TASK TO CARRY OUT:
Extract each line of the material that follows exactly and omit its pictures.

INFORMATION GIVEN:
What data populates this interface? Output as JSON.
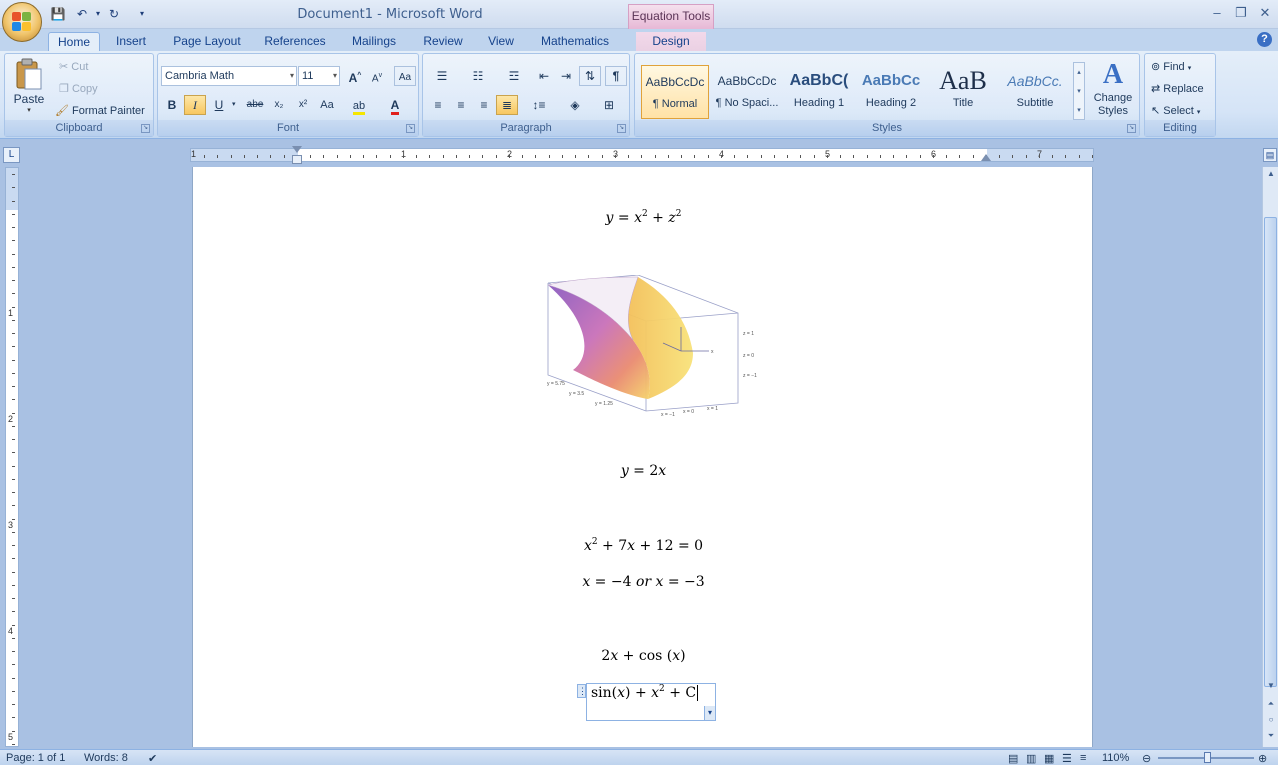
{
  "titlebar": {
    "title": "Document1 - Microsoft Word",
    "context_tab_header": "Equation Tools",
    "qat_save": "💾",
    "qat_undo": "↶",
    "qat_redo": "↻",
    "qat_more": "▾"
  },
  "tabs": [
    "Home",
    "Insert",
    "Page Layout",
    "References",
    "Mailings",
    "Review",
    "View",
    "Mathematics",
    "Design"
  ],
  "ribbon": {
    "clipboard": {
      "label": "Clipboard",
      "paste": "Paste",
      "cut": "Cut",
      "copy": "Copy",
      "format_painter": "Format Painter"
    },
    "font": {
      "label": "Font",
      "font_name": "Cambria Math",
      "font_size": "11",
      "bold": "B",
      "italic": "I",
      "underline": "U",
      "strike": "abe",
      "sub": "x₂",
      "sup": "x²",
      "case": "Aa",
      "grow": "A",
      "shrink": "A"
    },
    "paragraph": {
      "label": "Paragraph",
      "pilcrow": "¶"
    },
    "styles": {
      "label": "Styles",
      "items": [
        {
          "preview": "AaBbCcDc",
          "name": "¶ Normal"
        },
        {
          "preview": "AaBbCcDc",
          "name": "¶ No Spaci..."
        },
        {
          "preview": "AaBbC(",
          "name": "Heading 1"
        },
        {
          "preview": "AaBbCc",
          "name": "Heading 2"
        },
        {
          "preview": "AaB",
          "name": "Title"
        },
        {
          "preview": "AaBbCc.",
          "name": "Subtitle"
        }
      ],
      "change_styles": "Change Styles"
    },
    "editing": {
      "label": "Editing",
      "find": "Find",
      "replace": "Replace",
      "select": "Select"
    }
  },
  "document": {
    "eq1": "y = x² + z²",
    "eq2": "y = 2x",
    "eq3": "x² + 7x + 12 = 0",
    "eq4": "x = −4 or x = −3",
    "eq5": "2x + cos (x)",
    "eq6": "sin(x) + x² + C",
    "plot_labels": {
      "y1": "y = 5.75",
      "y2": "y = 3.5",
      "y3": "y = 1.25",
      "x1": "x = −1",
      "x2": "x = 0",
      "x3": "x = 1",
      "z1": "z = 1",
      "z2": "z = 0",
      "z3": "z = −1",
      "axis_x": "x"
    }
  },
  "ruler": {
    "h_numbers": [
      "1",
      "1",
      "2",
      "3",
      "4",
      "5",
      "6",
      "7"
    ],
    "v_numbers": [
      "1",
      "1",
      "2",
      "3",
      "4",
      "5"
    ]
  },
  "statusbar": {
    "page": "Page: 1 of 1",
    "words": "Words: 8",
    "zoom": "110%"
  }
}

THE RESPONSE:
What data populates this interface? Output as JSON.
{
  "titlebar": {
    "title": "Document1 - Microsoft Word",
    "context_tab_header": "Equation Tools",
    "qat_save": "💾",
    "qat_undo": "↶",
    "qat_redo": "↻",
    "qat_more": "▾"
  },
  "tabs": [
    "Home",
    "Insert",
    "Page Layout",
    "References",
    "Mailings",
    "Review",
    "View",
    "Mathematics",
    "Design"
  ],
  "ribbon": {
    "clipboard": {
      "label": "Clipboard",
      "paste": "Paste",
      "cut": "Cut",
      "copy": "Copy",
      "format_painter": "Format Painter"
    },
    "font": {
      "label": "Font",
      "font_name": "Cambria Math",
      "font_size": "11",
      "bold": "B",
      "italic": "I",
      "underline": "U",
      "strike": "abe",
      "sub": "x₂",
      "sup": "x²",
      "case": "Aa",
      "grow": "A",
      "shrink": "A"
    },
    "paragraph": {
      "label": "Paragraph",
      "pilcrow": "¶"
    },
    "styles": {
      "label": "Styles",
      "items": [
        {
          "preview": "AaBbCcDc",
          "name": "¶ Normal"
        },
        {
          "preview": "AaBbCcDc",
          "name": "¶ No Spaci..."
        },
        {
          "preview": "AaBbC(",
          "name": "Heading 1"
        },
        {
          "preview": "AaBbCc",
          "name": "Heading 2"
        },
        {
          "preview": "AaB",
          "name": "Title"
        },
        {
          "preview": "AaBbCc.",
          "name": "Subtitle"
        }
      ],
      "change_styles": "Change Styles"
    },
    "editing": {
      "label": "Editing",
      "find": "Find",
      "replace": "Replace",
      "select": "Select"
    }
  },
  "document": {
    "eq1": "y = x² + z²",
    "eq2": "y = 2x",
    "eq3": "x² + 7x + 12 = 0",
    "eq4": "x = −4 or x = −3",
    "eq5": "2x + cos (x)",
    "eq6": "sin(x) + x² + C",
    "plot_labels": {
      "y1": "y = 5.75",
      "y2": "y = 3.5",
      "y3": "y = 1.25",
      "x1": "x = −1",
      "x2": "x = 0",
      "x3": "x = 1",
      "z1": "z = 1",
      "z2": "z = 0",
      "z3": "z = −1",
      "axis_x": "x"
    }
  },
  "ruler": {
    "h_numbers": [
      "1",
      "1",
      "2",
      "3",
      "4",
      "5",
      "6",
      "7"
    ],
    "v_numbers": [
      "1",
      "1",
      "2",
      "3",
      "4",
      "5"
    ]
  },
  "statusbar": {
    "page": "Page: 1 of 1",
    "words": "Words: 8",
    "zoom": "110%"
  }
}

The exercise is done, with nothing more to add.